:: Description of the task ::
Output every record below exactly as it appears.

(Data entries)

** Start **

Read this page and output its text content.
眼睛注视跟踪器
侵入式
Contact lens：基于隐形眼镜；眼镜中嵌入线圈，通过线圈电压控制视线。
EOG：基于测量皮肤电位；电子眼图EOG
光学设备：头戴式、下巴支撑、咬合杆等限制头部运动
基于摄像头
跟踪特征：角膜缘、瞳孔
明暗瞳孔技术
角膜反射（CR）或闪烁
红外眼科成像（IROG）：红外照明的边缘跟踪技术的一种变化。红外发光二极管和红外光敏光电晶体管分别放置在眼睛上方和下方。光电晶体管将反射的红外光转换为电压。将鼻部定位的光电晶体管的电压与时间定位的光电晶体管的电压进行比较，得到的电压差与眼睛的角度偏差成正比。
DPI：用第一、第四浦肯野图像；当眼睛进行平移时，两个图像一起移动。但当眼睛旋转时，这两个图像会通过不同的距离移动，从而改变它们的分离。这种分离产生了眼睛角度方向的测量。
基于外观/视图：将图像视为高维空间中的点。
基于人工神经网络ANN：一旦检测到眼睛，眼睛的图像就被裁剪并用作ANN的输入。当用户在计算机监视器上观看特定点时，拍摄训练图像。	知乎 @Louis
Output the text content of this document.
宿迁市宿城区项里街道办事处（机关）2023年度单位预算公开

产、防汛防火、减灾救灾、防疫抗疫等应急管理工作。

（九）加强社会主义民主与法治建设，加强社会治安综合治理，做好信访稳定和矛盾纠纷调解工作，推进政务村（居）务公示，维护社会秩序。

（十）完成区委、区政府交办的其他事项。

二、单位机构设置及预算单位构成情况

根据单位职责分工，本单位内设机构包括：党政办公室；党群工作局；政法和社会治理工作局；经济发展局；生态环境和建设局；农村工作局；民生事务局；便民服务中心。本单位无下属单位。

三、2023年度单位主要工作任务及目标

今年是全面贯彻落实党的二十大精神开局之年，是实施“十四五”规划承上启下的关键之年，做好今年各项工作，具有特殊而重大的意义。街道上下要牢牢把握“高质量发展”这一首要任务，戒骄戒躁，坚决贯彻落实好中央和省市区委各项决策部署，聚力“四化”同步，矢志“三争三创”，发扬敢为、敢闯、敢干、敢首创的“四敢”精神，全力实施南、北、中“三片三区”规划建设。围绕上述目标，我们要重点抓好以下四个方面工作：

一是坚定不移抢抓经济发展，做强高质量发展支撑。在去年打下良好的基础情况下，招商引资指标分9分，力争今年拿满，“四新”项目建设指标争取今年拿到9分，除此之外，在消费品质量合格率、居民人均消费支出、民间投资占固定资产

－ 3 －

** End **

:: Solution ::
Read this page and output its text content.
眼睛注视跟踪器
侵入式
Contact lens：基于隐形眼镜；眼镜中嵌入线圈，通过线圈电压控制视线。
EOG：基于测量皮肤电位；电子眼图EOG
光学设备：头戴式、下巴支撑、咬合杆等限制头部运动
基于摄像头
跟踪特征：角膜缘、瞳孔
明暗瞳孔技术
角膜反射（CR）或闪烁
红外眼科成像（IROG）：红外照明的边缘跟踪技术的一种变化。红外发光二极管和红外光敏光电晶体管分别放置在眼睛上方和下方。光电晶体管将反射的红外光转换为电压。将鼻部定位的光电晶体管的电压与时间定位的光电晶体管的电压进行比较，得到的电压差与眼睛的角度偏差成正比。
DPI：用第一、第四浦肯野图像；当眼睛进行平移时，两个图像一起移动。但当眼睛旋转时，这两个图像会通过不同的距离移动，从而改变它们的分离。这种分离产生了眼睛角度方向的测量。
基于外观/视图：将图像视为高维空间中的点。
基于人工神经网络ANN：一旦检测到眼睛，眼睛的图像就被裁剪并用作ANN的输入。当用户在计算机监视器上观看特定点时，拍摄训练图像。	知乎 @Louis
Output the text content of this document.
宿迁市宿城区项里街道办事处（机关）2023年度单位预算公开

产、防汛防火、减灾救灾、防疫抗疫等应急管理工作。

（九）加强社会主义民主与法治建设，加强社会治安综合治理，做好信访稳定和矛盾纠纷调解工作，推进政务村（居）务公示，维护社会秩序。

（十）完成区委、区政府交办的其他事项。

二、单位机构设置及预算单位构成情况

根据单位职责分工，本单位内设机构包括：党政办公室；党群工作局；政法和社会治理工作局；经济发展局；生态环境和建设局；农村工作局；民生事务局；便民服务中心。本单位无下属单位。

三、2023年度单位主要工作任务及目标

今年是全面贯彻落实党的二十大精神开局之年，是实施“十四五”规划承上启下的关键之年，做好今年各项工作，具有特殊而重大的意义。街道上下要牢牢把握“高质量发展”这一首要任务，戒骄戒躁，坚决贯彻落实好中央和省市区委各项决策部署，聚力“四化”同步，矢志“三争三创”，发扬敢为、敢闯、敢干、敢首创的“四敢”精神，全力实施南、北、中“三片三区”规划建设。围绕上述目标，我们要重点抓好以下四个方面工作：

一是坚定不移抢抓经济发展，做强高质量发展支撑。在去年打下良好的基础情况下，招商引资指标分9分，力争今年拿满，“四新”项目建设指标争取今年拿到9分，除此之外，在消费品质量合格率、居民人均消费支出、民间投资占固定资产

－ 3 －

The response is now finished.